Problem description:
Determine which lines of the records include the word "Samuel", and copy them.

Dataset entries:
^^^^

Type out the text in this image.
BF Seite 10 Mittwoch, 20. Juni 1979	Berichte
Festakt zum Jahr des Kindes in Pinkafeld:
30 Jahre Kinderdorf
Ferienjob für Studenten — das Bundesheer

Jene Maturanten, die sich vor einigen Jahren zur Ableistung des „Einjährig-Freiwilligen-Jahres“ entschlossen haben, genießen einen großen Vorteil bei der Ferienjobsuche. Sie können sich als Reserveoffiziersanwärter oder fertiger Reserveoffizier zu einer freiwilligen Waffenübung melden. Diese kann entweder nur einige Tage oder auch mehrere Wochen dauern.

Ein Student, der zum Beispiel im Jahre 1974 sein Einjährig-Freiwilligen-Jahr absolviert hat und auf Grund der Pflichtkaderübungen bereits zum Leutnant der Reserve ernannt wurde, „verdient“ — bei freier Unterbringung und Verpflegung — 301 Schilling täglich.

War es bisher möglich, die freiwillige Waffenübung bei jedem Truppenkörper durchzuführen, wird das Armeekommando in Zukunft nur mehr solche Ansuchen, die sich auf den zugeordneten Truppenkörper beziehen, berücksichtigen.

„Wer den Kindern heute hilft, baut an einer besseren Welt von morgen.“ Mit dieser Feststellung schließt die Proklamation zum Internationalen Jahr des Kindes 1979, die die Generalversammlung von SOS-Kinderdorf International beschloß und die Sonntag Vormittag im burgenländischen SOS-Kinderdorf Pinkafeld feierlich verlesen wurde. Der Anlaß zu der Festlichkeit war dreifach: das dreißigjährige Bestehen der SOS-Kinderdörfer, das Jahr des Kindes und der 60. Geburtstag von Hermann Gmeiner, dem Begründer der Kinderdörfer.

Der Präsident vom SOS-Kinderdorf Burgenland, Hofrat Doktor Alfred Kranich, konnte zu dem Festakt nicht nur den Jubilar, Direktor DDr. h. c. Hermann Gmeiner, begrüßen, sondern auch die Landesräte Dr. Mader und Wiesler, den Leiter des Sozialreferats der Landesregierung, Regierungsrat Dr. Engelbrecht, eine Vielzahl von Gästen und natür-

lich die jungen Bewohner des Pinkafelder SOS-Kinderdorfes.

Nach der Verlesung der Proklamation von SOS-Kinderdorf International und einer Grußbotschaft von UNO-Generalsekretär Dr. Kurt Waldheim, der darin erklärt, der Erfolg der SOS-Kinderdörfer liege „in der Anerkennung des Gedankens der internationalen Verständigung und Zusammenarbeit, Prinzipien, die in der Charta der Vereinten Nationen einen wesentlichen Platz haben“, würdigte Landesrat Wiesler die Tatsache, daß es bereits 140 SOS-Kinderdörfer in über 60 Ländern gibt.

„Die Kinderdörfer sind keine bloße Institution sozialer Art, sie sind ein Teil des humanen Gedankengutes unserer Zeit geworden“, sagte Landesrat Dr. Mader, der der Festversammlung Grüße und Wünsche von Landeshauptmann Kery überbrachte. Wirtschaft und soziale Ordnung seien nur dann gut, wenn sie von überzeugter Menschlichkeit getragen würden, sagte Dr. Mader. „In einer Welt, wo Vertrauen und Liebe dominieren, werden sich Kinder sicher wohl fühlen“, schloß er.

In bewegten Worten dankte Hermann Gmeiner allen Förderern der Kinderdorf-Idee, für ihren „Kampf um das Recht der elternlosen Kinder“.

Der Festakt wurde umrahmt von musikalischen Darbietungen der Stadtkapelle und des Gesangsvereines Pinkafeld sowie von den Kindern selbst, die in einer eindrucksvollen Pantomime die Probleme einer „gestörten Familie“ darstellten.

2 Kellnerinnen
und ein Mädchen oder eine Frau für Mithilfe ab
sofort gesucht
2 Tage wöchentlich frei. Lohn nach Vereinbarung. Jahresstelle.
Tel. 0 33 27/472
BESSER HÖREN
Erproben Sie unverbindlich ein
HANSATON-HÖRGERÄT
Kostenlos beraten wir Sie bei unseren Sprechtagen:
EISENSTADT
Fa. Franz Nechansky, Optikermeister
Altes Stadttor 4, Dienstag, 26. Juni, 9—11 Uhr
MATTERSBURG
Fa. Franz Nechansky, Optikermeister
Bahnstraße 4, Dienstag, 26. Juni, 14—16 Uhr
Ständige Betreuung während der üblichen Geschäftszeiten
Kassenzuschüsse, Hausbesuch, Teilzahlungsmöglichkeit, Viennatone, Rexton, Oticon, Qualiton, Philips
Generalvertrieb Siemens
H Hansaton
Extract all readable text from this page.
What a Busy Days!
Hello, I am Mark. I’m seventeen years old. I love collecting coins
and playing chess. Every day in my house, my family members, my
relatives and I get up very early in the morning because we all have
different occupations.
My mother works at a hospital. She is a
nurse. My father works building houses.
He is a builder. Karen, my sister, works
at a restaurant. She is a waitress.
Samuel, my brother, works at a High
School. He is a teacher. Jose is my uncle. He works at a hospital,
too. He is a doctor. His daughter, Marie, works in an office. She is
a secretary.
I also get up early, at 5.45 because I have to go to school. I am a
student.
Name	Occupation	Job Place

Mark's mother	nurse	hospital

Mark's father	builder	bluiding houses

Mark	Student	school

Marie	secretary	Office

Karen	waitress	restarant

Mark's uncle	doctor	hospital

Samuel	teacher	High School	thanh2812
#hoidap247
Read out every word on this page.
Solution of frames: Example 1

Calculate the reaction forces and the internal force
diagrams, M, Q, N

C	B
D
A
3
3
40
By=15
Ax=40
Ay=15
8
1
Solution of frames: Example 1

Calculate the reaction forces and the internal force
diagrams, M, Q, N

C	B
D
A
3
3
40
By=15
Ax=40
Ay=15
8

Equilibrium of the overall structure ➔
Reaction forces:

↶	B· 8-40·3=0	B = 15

^^^^

Task answer:
Samuel, my brother, works at a High
Samuel	teacher	High School	thanh2812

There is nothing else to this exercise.